▶ [Job]:
In the material below, the lines containing the word "Welcome" are required; copy each of them.

-- START Records shown --

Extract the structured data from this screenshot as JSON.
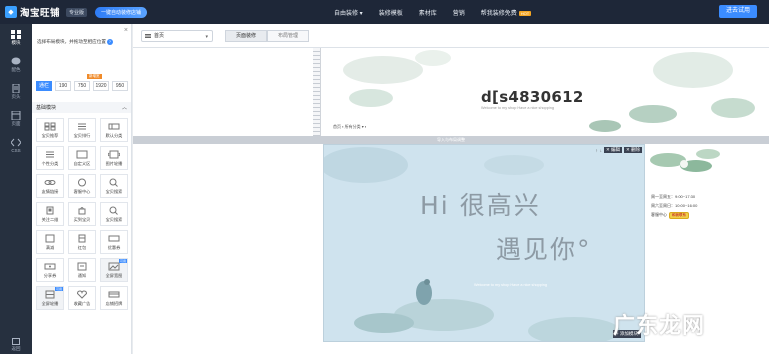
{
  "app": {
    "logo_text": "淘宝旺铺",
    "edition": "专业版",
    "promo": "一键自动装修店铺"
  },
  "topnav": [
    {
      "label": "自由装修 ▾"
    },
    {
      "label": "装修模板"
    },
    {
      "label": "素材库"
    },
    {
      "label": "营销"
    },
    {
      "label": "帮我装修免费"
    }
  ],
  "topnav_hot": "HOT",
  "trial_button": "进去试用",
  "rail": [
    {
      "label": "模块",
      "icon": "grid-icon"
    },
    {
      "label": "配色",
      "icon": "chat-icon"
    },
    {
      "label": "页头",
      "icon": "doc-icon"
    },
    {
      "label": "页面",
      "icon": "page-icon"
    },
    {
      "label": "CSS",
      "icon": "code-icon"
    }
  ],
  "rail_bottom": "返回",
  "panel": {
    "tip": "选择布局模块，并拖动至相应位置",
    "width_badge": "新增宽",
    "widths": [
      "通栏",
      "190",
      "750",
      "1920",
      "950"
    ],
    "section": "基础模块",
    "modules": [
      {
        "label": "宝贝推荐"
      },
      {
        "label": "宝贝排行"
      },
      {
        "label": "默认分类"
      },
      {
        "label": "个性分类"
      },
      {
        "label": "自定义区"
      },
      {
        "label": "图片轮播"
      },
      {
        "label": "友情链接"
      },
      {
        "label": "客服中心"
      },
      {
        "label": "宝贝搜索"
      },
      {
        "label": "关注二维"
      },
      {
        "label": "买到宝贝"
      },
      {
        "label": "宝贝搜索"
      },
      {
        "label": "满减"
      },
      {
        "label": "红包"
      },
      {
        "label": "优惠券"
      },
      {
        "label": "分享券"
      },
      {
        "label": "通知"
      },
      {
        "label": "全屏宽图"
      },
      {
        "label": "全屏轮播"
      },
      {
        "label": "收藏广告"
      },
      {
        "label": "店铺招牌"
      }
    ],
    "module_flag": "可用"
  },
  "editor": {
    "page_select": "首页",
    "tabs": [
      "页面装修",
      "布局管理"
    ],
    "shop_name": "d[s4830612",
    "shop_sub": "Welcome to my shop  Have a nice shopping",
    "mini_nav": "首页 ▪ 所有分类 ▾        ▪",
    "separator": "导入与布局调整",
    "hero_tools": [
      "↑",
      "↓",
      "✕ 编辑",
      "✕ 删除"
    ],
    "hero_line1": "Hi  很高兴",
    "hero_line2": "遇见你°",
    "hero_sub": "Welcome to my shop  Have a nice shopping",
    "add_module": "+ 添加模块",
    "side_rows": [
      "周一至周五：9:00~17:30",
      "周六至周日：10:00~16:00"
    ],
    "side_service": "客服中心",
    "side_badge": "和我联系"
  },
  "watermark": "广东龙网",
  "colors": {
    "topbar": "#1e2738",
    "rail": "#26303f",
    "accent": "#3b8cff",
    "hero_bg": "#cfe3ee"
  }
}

-- END Records shown --
-- START Records shown --

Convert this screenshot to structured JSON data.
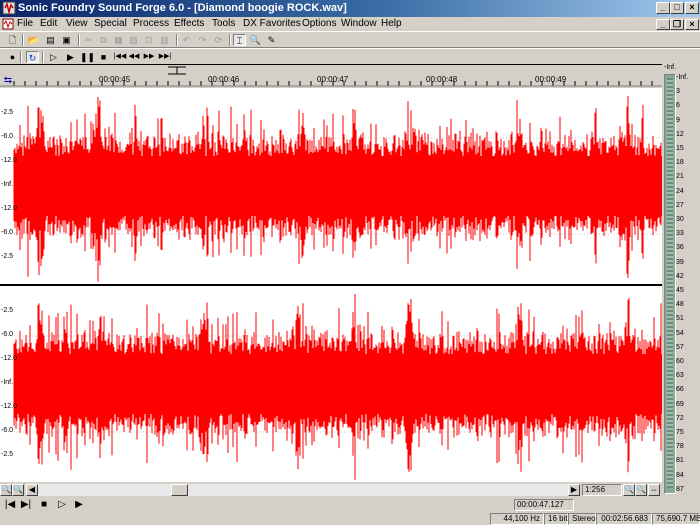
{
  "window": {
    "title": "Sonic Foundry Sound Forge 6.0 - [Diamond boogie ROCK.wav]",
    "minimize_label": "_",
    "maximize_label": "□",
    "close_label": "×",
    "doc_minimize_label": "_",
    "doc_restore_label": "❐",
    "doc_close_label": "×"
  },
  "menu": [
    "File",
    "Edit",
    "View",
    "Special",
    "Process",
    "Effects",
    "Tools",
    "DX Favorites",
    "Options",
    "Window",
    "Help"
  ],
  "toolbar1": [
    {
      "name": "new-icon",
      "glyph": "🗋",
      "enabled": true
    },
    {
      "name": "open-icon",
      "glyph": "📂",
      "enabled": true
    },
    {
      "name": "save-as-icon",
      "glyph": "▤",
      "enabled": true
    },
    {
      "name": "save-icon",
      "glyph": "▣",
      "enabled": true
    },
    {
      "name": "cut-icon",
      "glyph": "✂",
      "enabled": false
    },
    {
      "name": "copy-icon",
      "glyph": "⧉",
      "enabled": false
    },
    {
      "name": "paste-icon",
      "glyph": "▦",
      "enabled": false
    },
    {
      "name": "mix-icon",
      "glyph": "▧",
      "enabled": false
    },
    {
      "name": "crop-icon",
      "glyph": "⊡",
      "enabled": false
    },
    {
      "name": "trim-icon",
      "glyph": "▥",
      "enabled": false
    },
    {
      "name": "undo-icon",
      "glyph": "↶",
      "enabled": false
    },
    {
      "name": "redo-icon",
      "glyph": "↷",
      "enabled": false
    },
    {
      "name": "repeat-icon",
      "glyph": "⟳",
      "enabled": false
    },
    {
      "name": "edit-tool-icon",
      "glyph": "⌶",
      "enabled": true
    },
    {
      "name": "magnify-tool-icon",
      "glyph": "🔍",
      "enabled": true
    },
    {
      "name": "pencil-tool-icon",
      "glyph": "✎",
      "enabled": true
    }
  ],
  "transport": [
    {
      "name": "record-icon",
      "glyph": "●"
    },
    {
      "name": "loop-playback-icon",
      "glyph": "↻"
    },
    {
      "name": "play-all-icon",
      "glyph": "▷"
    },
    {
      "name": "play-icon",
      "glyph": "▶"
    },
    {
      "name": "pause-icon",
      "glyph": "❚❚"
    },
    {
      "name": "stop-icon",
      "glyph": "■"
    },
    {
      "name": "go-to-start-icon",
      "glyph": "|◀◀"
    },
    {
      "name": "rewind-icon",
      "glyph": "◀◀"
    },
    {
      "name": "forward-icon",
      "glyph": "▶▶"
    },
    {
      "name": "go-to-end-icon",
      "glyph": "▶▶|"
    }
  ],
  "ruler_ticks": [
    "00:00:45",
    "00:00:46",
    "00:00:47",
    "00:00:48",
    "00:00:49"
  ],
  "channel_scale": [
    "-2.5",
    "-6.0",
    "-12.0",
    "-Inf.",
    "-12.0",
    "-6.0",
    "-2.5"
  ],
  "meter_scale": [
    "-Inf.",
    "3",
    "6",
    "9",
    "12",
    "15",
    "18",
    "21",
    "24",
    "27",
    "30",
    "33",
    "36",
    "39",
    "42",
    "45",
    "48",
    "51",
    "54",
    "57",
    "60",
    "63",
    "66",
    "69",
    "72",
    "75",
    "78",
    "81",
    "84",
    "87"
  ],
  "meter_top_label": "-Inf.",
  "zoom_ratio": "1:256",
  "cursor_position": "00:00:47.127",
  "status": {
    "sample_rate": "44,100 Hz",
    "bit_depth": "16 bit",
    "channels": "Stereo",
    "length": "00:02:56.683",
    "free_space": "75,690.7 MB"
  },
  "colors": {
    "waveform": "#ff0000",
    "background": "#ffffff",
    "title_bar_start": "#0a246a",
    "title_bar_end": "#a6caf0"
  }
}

-- END Records shown --

▶ [Reply]:
    "shop_sub": "Welcome to my shop  Have a nice shopping",
    "hero_sub": "Welcome to my shop  Have a nice shopping",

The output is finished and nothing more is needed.